(Record list)
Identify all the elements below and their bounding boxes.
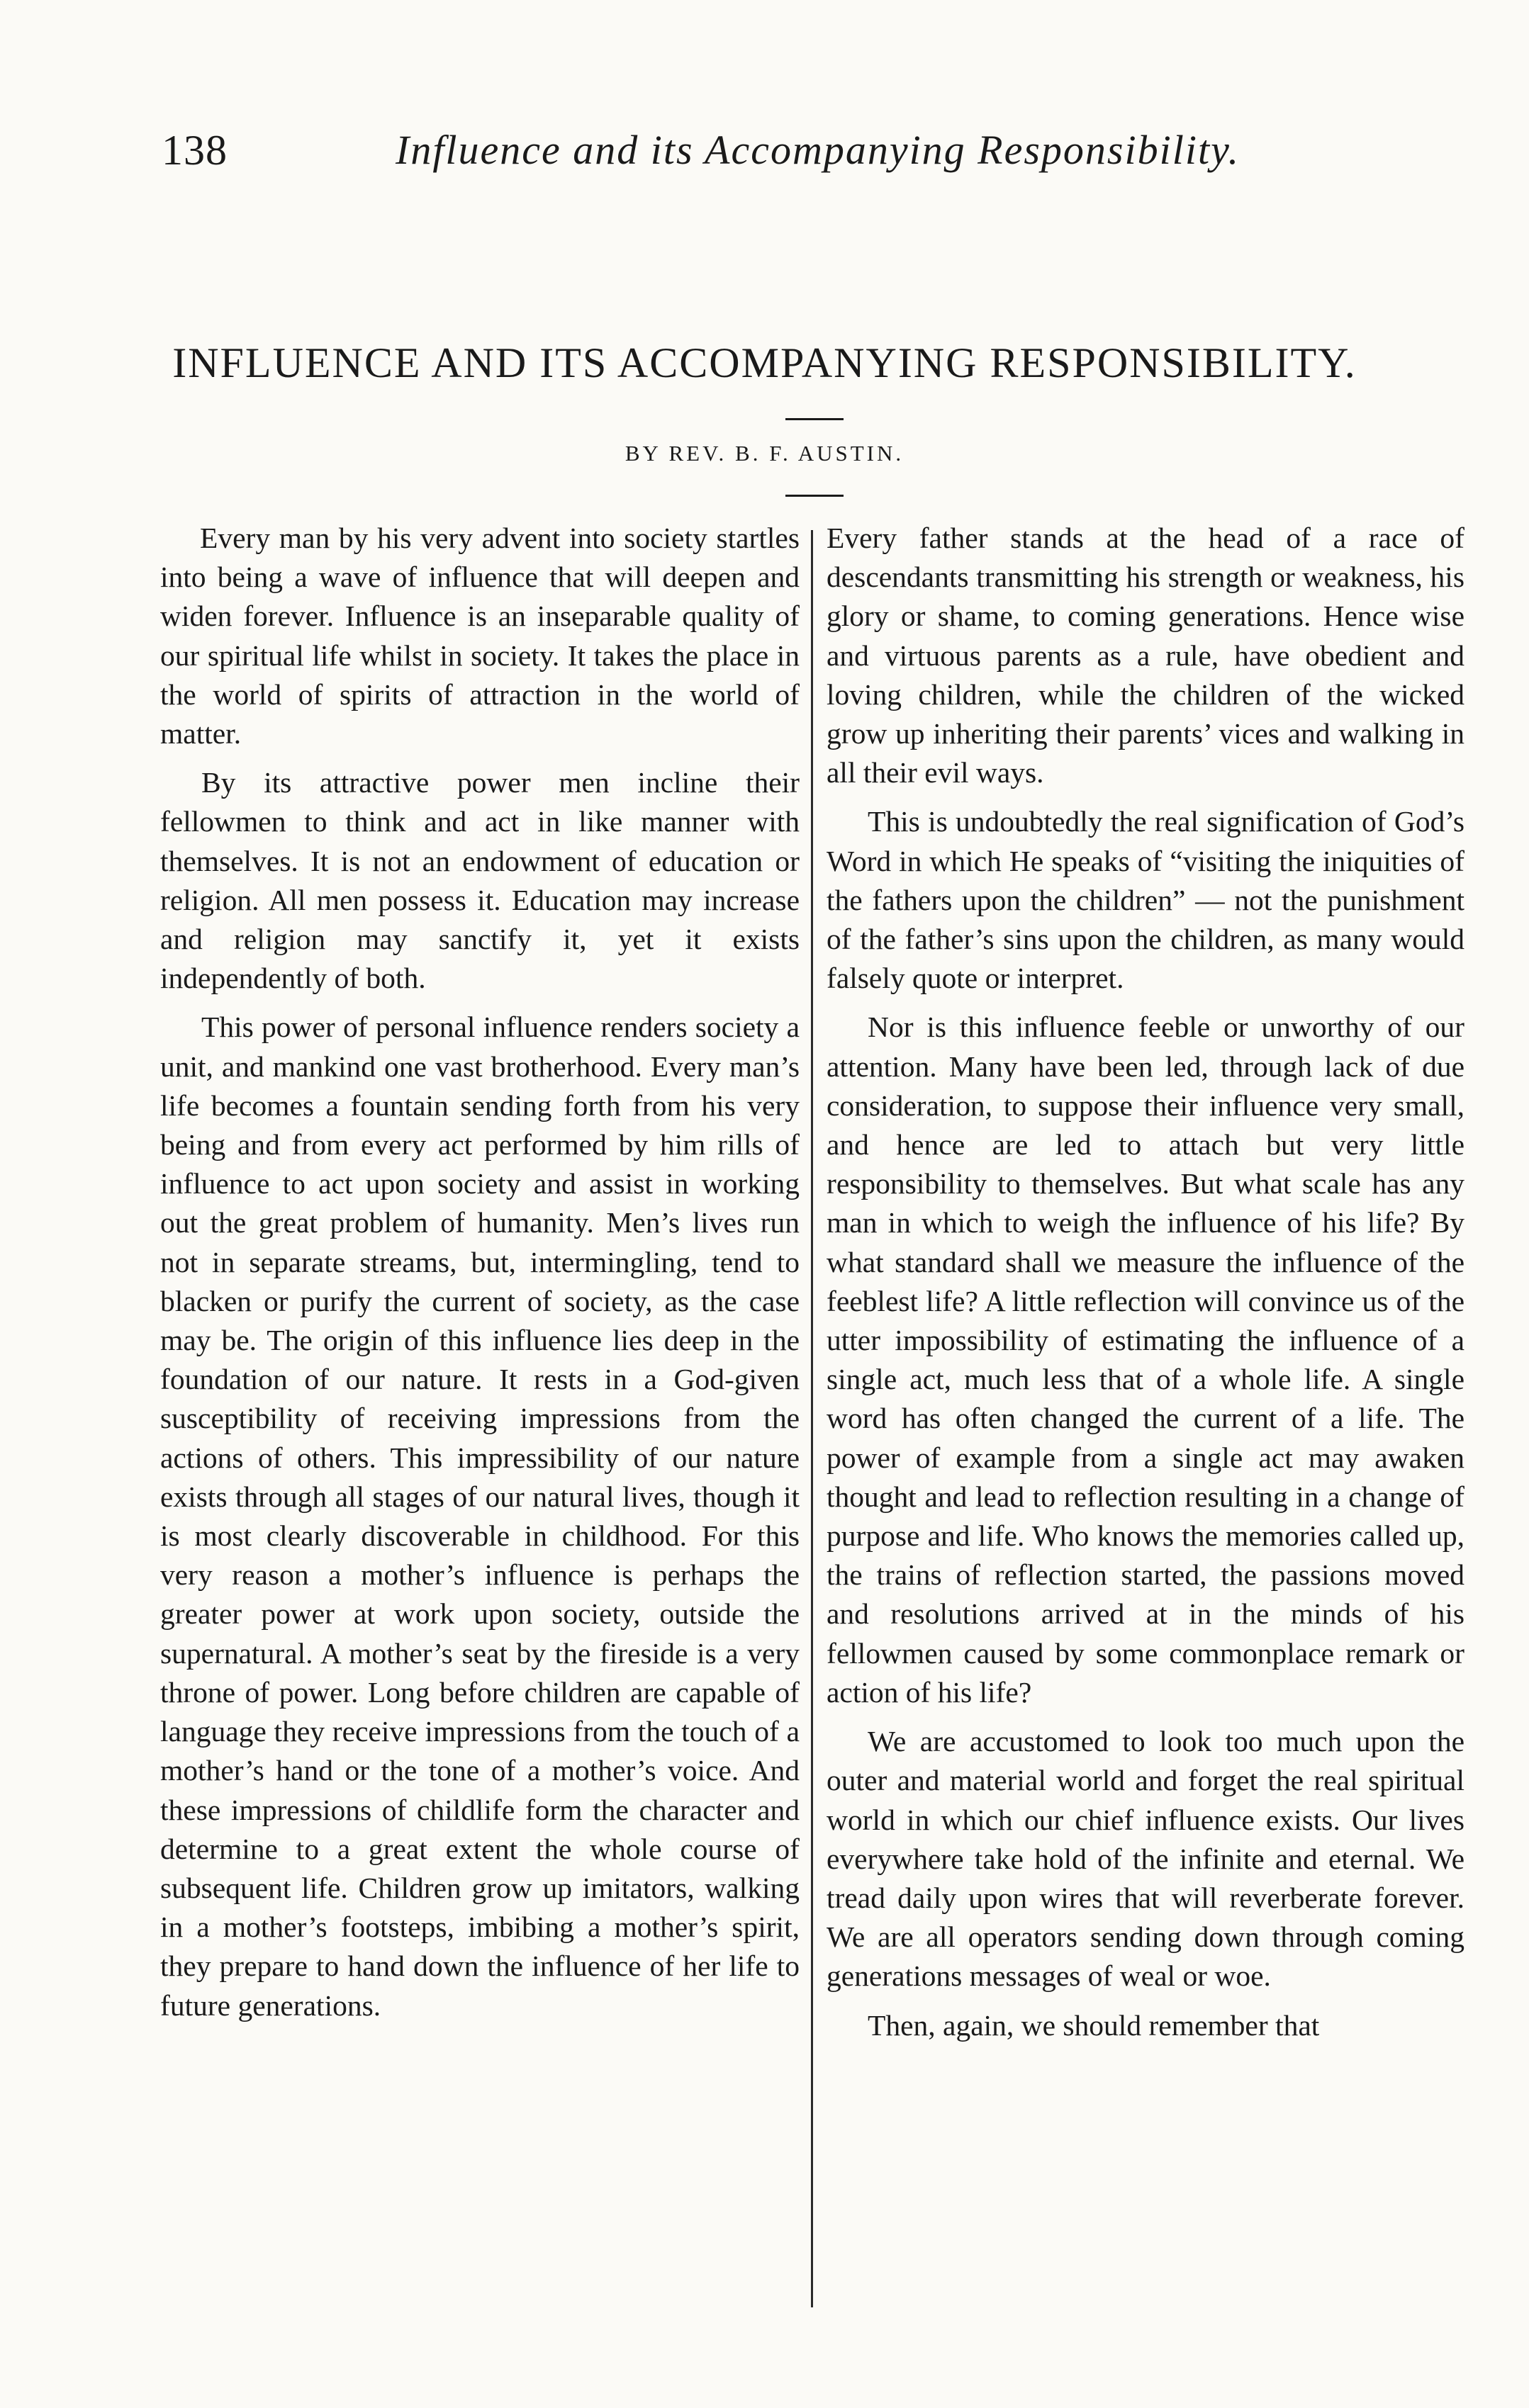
column-divider <box>811 530 813 2307</box>
paragraph: We are accustomed to look too much upon the outer and material world and forget the real spiritual world in which our chief influence exists. Our lives everywhere take hold of the infinite and eternal. We tread daily upon wires that will reverberate forever. We are all operators sending down through coming generations messages of weal or woe. <box>827 1725 1464 1993</box>
article-title: INFLUENCE AND ITS ACCOMPANYING RESPONSIBILITY. <box>172 339 1357 386</box>
page-number: 138 <box>162 127 228 174</box>
paragraph: Every man by his very advent into society startles into being a wave of influence that will deepen and widen forever. Influence is an inseparable quality of our spiritual life whilst in society. It takes the place in the world of spirits of attraction in the world of matter. <box>160 522 800 750</box>
paragraph: Nor is this influence feeble or unworthy of our attention. Many have been led, through lack of due consideration, to suppose their influence very small, and hence are led to attach but very little responsibility to themselves. But what scale has any man in which to weigh the influence of his life? By what standard shall we measure the influence of the feeblest life? A little reflection will convince us of the utter impossibility of estimating the influence of a single act, much less that of a whole life. A single word has often changed the current of a life. The power of example from a single act may awaken thought and lead to reflection resulting in a change of purpose and life. Who knows the memories called up, the trains of reflection started, the passions moved and resolutions arrived at in the minds of his fellowmen caused by some commonplace remark or action of his life? <box>827 1011 1464 1709</box>
paragraph: By its attractive power men incline their fellowmen to think and act in like manner with themselves. It is not an endowment of education or religion. All men possess it. Education may increase and religion may sanctify it, yet it exists independently of both. <box>160 766 800 995</box>
byline-rule <box>785 495 844 497</box>
running-header <box>162 126 1324 183</box>
right-column <box>827 519 1464 2055</box>
paragraph: This power of personal influence renders society a unit, and mankind one vast brotherhood. Every man’s life becomes a fountain sending forth from his very being and from every act performed by him rills of influence to act upon society and assist in working out the great problem of humanity. Men’s lives run not in separate streams, but, intermingling, tend to blacken or purify the current of society, as the case may be. The origin of this influence lies deep in the foundation of our nature. It rests in a God-given susceptibility of receiving impressions from the actions of others. This impressibility of our nature exists through all stages of our natural lives, though it is most clearly discoverable in childhood. For this very reason a mother’s influence is perhaps the greater power at work upon society, outside the supernatural. A mother’s seat by the fireside is a very throne of power. Long before children are capable of language they receive impressions from the touch of a mother’s hand or the tone of a mother’s voice. And these impressions of childlife form the character and determine to a great extent the whole course of subsequent life. Children grow up imitators, walking in a mother’s footsteps, imbibing a mother’s spirit, they prepare to hand down the influence of her life to future generations. <box>160 1011 800 2022</box>
byline: BY REV. B. F. AUSTIN. <box>625 441 904 466</box>
running-title: Influence and its Accompanying Responsibility. <box>396 127 1240 173</box>
title-rule <box>785 418 844 420</box>
paragraph: Then, again, we should remember that <box>868 2008 1320 2042</box>
paragraph: This is undoubtedly the real signification of God’s Word in which He speaks of “visiting the iniquities of the fathers upon the children” — not the punishment of the father’s sins upon the children, as many would falsely quote or interpret. <box>827 805 1464 995</box>
left-column <box>160 519 800 2035</box>
paragraph: Every father stands at the head of a race of descendants transmitting his strength or weakness, his glory or shame, to coming generations. Hence wise and virtuous parents as a rule, have obedient and loving children, while the children of the wicked grow up inheriting their parents’ vices and walking in all their evil ways. <box>827 522 1464 789</box>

(Given instruction) Can you pull out every line of the records above that contains the string "title" and copy each one in full?

(Result of this exercise)
article-title: INFLUENCE AND ITS ACCOMPANYING RESPONSIBILITY. <box>172 339 1357 386</box>
running-title: Influence and its Accompanying Responsibility. <box>396 127 1240 173</box>
title-rule <box>785 418 844 420</box>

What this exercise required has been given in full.